Write out all entries word for word.

[START Exercise material]

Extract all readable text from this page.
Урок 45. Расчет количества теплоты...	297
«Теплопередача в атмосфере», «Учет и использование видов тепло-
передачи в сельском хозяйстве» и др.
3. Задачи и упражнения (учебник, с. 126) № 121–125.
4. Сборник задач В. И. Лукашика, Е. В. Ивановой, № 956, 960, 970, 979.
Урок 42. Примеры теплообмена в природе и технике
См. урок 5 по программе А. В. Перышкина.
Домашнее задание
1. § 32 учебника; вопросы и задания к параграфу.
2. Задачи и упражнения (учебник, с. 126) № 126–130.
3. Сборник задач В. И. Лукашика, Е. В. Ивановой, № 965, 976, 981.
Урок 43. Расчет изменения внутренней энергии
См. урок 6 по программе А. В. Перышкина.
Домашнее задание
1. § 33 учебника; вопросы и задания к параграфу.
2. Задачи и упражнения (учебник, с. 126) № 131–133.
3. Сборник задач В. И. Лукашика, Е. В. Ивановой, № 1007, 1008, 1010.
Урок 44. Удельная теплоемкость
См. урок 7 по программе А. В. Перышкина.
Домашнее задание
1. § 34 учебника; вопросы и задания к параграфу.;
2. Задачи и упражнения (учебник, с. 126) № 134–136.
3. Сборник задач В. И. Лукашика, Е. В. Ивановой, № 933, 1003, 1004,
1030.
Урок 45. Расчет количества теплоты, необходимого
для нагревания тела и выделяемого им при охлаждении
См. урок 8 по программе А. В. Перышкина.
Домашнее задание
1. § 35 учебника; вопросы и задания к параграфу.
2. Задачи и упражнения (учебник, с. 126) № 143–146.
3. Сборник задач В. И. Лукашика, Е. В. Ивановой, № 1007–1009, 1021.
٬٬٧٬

[END Exercise material]

* Reply to the exercise *
Extract all readable text from this page.
Урок 45. Расчет количества теплоты...	297
«Теплопередача в атмосфере», «Учет и использование видов тепло-
передачи в сельском хозяйстве» и др.
3. Задачи и упражнения (учебник, с. 126) № 121–125.
4. Сборник задач В. И. Лукашика, Е. В. Ивановой, № 956, 960, 970, 979.
Урок 42. Примеры теплообмена в природе и технике
См. урок 5 по программе А. В. Перышкина.
Домашнее задание
1. § 32 учебника; вопросы и задания к параграфу.
2. Задачи и упражнения (учебник, с. 126) № 126–130.
3. Сборник задач В. И. Лукашика, Е. В. Ивановой, № 965, 976, 981.
Урок 43. Расчет изменения внутренней энергии
См. урок 6 по программе А. В. Перышкина.
Домашнее задание
1. § 33 учебника; вопросы и задания к параграфу.
2. Задачи и упражнения (учебник, с. 126) № 131–133.
3. Сборник задач В. И. Лукашика, Е. В. Ивановой, № 1007, 1008, 1010.
Урок 44. Удельная теплоемкость
См. урок 7 по программе А. В. Перышкина.
Домашнее задание
1. § 34 учебника; вопросы и задания к параграфу.;
2. Задачи и упражнения (учебник, с. 126) № 134–136.
3. Сборник задач В. И. Лукашика, Е. В. Ивановой, № 933, 1003, 1004,
1030.
Урок 45. Расчет количества теплоты, необходимого
для нагревания тела и выделяемого им при охлаждении
См. урок 8 по программе А. В. Перышкина.
Домашнее задание
1. § 35 учебника; вопросы и задания к параграфу.
2. Задачи и упражнения (учебник, с. 126) № 143–146.
3. Сборник задач В. И. Лукашика, Е. В. Ивановой, № 1007–1009, 1021.
٬٬٧٬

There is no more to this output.